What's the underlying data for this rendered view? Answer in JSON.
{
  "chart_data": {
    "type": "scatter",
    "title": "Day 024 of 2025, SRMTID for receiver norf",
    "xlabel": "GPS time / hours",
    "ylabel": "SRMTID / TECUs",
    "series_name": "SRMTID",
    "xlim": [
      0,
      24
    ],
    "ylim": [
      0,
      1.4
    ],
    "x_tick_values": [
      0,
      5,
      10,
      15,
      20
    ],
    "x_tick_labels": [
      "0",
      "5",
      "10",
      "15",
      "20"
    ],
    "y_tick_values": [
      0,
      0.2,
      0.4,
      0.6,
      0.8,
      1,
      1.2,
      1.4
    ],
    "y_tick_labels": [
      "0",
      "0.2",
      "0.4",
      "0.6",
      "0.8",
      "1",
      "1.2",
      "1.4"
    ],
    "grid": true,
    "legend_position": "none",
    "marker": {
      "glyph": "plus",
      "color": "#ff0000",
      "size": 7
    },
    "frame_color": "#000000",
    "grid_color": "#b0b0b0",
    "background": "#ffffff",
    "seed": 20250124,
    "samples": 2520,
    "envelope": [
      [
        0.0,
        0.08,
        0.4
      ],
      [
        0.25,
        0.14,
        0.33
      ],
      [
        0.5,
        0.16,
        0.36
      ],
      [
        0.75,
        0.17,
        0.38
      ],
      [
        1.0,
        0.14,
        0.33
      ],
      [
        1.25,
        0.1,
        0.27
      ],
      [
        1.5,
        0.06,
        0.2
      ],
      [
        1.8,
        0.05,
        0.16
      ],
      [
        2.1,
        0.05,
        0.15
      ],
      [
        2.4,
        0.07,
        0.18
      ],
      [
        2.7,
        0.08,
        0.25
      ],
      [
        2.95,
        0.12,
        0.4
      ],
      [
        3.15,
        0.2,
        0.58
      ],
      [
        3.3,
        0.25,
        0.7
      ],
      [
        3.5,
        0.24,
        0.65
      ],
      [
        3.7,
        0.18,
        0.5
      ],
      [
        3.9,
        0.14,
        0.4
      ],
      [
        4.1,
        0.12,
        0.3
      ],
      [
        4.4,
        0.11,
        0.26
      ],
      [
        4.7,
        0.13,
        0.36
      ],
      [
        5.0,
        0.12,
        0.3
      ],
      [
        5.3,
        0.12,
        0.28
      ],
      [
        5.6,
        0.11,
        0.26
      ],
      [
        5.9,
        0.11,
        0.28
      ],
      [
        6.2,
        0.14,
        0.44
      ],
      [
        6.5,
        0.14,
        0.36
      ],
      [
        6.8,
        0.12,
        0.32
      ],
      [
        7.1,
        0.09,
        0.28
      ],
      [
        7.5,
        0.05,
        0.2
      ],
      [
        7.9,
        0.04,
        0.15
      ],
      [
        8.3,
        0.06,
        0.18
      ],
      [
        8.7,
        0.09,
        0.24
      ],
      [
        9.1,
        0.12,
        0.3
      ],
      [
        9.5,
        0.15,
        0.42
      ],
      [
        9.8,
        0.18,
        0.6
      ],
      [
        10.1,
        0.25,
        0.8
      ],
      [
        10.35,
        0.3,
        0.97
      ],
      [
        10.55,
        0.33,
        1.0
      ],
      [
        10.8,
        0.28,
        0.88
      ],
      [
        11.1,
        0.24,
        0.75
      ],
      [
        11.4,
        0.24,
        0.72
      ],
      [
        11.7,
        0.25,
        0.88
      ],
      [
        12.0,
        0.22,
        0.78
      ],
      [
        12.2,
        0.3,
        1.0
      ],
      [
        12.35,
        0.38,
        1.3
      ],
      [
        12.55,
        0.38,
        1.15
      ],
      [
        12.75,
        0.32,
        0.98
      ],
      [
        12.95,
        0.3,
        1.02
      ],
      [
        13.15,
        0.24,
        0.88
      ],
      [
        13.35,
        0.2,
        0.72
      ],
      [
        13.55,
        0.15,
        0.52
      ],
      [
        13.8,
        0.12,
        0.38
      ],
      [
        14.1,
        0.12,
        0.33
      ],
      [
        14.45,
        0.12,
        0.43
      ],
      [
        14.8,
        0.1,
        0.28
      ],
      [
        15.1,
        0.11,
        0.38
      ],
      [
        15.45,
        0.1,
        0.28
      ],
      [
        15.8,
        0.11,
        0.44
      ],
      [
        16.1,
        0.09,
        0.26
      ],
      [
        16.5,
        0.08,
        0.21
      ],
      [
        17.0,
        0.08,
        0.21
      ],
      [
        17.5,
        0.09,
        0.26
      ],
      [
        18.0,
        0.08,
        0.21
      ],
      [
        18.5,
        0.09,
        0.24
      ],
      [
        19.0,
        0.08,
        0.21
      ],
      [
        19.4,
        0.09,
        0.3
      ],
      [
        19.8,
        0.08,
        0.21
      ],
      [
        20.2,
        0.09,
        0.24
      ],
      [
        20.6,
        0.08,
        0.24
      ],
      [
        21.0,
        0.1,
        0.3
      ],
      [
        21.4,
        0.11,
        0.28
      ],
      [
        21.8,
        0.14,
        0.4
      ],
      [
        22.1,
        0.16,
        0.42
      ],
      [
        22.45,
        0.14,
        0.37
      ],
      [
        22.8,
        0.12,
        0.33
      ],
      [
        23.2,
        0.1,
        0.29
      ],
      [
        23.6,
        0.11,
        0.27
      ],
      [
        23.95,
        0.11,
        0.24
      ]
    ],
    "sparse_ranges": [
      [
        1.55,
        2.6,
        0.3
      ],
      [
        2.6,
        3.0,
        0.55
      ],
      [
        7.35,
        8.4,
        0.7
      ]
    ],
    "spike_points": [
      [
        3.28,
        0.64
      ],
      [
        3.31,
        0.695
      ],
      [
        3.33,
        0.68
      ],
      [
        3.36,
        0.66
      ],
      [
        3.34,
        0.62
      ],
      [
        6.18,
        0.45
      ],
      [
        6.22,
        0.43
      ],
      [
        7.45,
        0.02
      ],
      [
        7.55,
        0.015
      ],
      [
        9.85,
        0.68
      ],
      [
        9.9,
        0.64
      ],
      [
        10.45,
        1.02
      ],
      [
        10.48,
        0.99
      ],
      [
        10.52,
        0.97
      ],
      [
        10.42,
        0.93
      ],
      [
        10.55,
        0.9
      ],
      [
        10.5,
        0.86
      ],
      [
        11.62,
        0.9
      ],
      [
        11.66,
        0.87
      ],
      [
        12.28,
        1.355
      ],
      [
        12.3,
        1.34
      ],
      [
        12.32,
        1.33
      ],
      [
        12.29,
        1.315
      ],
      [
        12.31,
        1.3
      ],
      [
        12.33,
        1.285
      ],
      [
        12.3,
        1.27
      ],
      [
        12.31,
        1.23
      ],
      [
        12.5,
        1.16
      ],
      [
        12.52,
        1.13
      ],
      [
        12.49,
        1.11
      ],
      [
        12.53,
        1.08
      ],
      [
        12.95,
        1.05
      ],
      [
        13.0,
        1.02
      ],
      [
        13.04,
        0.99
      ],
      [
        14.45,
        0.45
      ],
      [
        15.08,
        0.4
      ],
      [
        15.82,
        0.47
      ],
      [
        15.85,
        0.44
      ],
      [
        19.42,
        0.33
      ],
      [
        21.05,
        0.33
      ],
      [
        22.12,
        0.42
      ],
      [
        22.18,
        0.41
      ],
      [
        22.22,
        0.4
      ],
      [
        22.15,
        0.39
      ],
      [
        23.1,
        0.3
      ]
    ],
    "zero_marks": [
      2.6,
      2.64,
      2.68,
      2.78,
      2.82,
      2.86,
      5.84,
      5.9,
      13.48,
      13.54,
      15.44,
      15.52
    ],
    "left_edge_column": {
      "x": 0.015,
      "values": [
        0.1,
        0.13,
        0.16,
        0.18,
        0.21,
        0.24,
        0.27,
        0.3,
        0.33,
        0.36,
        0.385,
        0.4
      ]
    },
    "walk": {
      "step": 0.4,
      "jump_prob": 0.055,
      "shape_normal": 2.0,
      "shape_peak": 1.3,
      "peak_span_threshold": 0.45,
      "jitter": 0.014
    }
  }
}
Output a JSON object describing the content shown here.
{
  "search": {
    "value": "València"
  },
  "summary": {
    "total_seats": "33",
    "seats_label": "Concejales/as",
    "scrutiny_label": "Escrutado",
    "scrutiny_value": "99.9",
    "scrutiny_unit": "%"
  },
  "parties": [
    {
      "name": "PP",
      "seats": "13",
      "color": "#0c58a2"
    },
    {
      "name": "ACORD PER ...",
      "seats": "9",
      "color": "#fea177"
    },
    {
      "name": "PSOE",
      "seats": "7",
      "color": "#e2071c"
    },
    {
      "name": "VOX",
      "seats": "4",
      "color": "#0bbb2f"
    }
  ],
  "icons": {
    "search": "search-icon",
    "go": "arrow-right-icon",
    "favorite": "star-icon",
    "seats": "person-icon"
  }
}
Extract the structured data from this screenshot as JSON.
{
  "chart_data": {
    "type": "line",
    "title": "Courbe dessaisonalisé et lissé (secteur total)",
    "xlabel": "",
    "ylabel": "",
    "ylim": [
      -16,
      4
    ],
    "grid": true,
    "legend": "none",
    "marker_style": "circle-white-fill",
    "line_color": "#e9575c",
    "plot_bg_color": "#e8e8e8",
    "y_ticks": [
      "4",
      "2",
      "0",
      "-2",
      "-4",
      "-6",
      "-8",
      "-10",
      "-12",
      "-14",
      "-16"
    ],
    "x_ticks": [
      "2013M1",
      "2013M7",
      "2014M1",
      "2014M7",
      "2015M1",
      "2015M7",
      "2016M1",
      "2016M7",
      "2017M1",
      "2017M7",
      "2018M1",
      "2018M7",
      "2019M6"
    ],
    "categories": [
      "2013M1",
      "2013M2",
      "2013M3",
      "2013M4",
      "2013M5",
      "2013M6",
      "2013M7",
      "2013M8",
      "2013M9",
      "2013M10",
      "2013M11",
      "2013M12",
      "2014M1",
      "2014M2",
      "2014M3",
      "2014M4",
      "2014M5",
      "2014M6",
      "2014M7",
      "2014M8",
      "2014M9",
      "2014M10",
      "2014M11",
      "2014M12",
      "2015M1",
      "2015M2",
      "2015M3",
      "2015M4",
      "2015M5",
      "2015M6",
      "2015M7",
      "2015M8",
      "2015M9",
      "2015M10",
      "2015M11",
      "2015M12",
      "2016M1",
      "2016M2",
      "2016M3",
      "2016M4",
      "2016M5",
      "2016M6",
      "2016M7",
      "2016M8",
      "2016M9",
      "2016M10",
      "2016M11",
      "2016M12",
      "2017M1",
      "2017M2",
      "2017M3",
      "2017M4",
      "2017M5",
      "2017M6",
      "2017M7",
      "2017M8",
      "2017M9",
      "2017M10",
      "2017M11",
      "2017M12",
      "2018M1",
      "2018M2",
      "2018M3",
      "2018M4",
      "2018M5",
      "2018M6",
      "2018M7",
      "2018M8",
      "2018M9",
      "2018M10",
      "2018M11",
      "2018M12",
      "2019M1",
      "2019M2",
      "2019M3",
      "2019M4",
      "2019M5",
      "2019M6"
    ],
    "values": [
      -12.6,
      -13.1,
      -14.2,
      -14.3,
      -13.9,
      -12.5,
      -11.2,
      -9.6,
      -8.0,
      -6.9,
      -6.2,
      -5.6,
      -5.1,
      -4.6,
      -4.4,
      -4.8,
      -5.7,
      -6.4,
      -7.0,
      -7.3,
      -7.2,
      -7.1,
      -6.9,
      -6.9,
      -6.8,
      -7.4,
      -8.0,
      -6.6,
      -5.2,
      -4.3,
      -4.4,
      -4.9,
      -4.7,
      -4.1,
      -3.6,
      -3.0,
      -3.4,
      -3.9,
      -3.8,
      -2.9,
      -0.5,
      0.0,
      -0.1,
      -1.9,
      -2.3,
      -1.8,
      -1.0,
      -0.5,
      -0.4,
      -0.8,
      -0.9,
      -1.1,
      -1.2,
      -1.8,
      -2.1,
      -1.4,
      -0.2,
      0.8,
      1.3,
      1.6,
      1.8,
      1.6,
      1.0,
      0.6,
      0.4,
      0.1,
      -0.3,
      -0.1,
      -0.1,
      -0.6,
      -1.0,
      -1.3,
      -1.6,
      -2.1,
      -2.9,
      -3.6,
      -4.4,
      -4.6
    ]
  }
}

◆ **CHALLENGE**
Search the entries for "JSON" and copy out each line that has it.

◆ **ANSWER TO THIS TASK**
What's the underlying data for this rendered view? Answer in JSON.
Output a JSON object describing the content shown here.
Extract the structured data from this screenshot as JSON.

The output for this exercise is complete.